::: Records for this task :::

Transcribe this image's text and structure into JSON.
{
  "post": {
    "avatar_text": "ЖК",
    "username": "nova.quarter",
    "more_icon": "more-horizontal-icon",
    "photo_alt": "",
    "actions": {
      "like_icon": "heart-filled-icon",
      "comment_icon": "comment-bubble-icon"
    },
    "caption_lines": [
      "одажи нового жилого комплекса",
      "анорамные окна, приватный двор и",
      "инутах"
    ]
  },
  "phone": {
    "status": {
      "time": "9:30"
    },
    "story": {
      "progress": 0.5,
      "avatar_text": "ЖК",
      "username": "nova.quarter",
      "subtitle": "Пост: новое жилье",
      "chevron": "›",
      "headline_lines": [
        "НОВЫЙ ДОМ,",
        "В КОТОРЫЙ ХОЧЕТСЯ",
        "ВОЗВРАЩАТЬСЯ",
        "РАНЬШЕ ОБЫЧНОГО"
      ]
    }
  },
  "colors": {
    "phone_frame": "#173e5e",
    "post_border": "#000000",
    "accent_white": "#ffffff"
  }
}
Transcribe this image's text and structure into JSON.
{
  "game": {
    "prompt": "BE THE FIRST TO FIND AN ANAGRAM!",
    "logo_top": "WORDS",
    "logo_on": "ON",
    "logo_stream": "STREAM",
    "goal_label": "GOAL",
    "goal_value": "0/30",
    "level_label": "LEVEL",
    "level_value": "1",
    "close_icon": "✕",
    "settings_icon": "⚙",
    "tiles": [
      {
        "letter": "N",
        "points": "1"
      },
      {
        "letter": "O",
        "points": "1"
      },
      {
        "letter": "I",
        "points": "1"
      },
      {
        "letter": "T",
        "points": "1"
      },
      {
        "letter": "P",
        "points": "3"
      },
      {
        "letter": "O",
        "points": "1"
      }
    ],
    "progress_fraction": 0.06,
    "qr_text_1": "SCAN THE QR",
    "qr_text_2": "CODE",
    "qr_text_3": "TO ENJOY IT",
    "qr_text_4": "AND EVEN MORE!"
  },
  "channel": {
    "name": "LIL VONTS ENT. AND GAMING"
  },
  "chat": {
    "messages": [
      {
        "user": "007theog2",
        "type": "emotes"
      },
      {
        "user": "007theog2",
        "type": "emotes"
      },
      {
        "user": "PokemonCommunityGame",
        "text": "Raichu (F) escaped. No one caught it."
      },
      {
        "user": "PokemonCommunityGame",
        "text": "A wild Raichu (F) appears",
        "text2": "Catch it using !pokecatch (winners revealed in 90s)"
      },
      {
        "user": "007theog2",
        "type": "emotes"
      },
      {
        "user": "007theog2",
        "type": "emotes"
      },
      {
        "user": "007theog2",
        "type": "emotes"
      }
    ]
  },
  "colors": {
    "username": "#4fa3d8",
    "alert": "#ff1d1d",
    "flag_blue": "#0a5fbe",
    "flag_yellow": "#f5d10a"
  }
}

:::

Print the records above exactly as they appear.

Exercise solution:
Transcribe this image's text and structure into JSON.
{
  "post": {
    "avatar_text": "ЖК",
    "username": "nova.quarter",
    "more_icon": "more-horizontal-icon",
    "photo_alt": "",
    "actions": {
      "like_icon": "heart-filled-icon",
      "comment_icon": "comment-bubble-icon"
    },
    "caption_lines": [
      "одажи нового жилого комплекса",
      "анорамные окна, приватный двор и",
      "инутах"
    ]
  },
  "phone": {
    "status": {
      "time": "9:30"
    },
    "story": {
      "progress": 0.5,
      "avatar_text": "ЖК",
      "username": "nova.quarter",
      "subtitle": "Пост: новое жилье",
      "chevron": "›",
      "headline_lines": [
        "НОВЫЙ ДОМ,",
        "В КОТОРЫЙ ХОЧЕТСЯ",
        "ВОЗВРАЩАТЬСЯ",
        "РАНЬШЕ ОБЫЧНОГО"
      ]
    }
  },
  "colors": {
    "phone_frame": "#173e5e",
    "post_border": "#000000",
    "accent_white": "#ffffff"
  }
}
Transcribe this image's text and structure into JSON.
{
  "game": {
    "prompt": "BE THE FIRST TO FIND AN ANAGRAM!",
    "logo_top": "WORDS",
    "logo_on": "ON",
    "logo_stream": "STREAM",
    "goal_label": "GOAL",
    "goal_value": "0/30",
    "level_label": "LEVEL",
    "level_value": "1",
    "close_icon": "✕",
    "settings_icon": "⚙",
    "tiles": [
      {
        "letter": "N",
        "points": "1"
      },
      {
        "letter": "O",
        "points": "1"
      },
      {
        "letter": "I",
        "points": "1"
      },
      {
        "letter": "T",
        "points": "1"
      },
      {
        "letter": "P",
        "points": "3"
      },
      {
        "letter": "O",
        "points": "1"
      }
    ],
    "progress_fraction": 0.06,
    "qr_text_1": "SCAN THE QR",
    "qr_text_2": "CODE",
    "qr_text_3": "TO ENJOY IT",
    "qr_text_4": "AND EVEN MORE!"
  },
  "channel": {
    "name": "LIL VONTS ENT. AND GAMING"
  },
  "chat": {
    "messages": [
      {
        "user": "007theog2",
        "type": "emotes"
      },
      {
        "user": "007theog2",
        "type": "emotes"
      },
      {
        "user": "PokemonCommunityGame",
        "text": "Raichu (F) escaped. No one caught it."
      },
      {
        "user": "PokemonCommunityGame",
        "text": "A wild Raichu (F) appears",
        "text2": "Catch it using !pokecatch (winners revealed in 90s)"
      },
      {
        "user": "007theog2",
        "type": "emotes"
      },
      {
        "user": "007theog2",
        "type": "emotes"
      },
      {
        "user": "007theog2",
        "type": "emotes"
      }
    ]
  },
  "colors": {
    "username": "#4fa3d8",
    "alert": "#ff1d1d",
    "flag_blue": "#0a5fbe",
    "flag_yellow": "#f5d10a"
  }
}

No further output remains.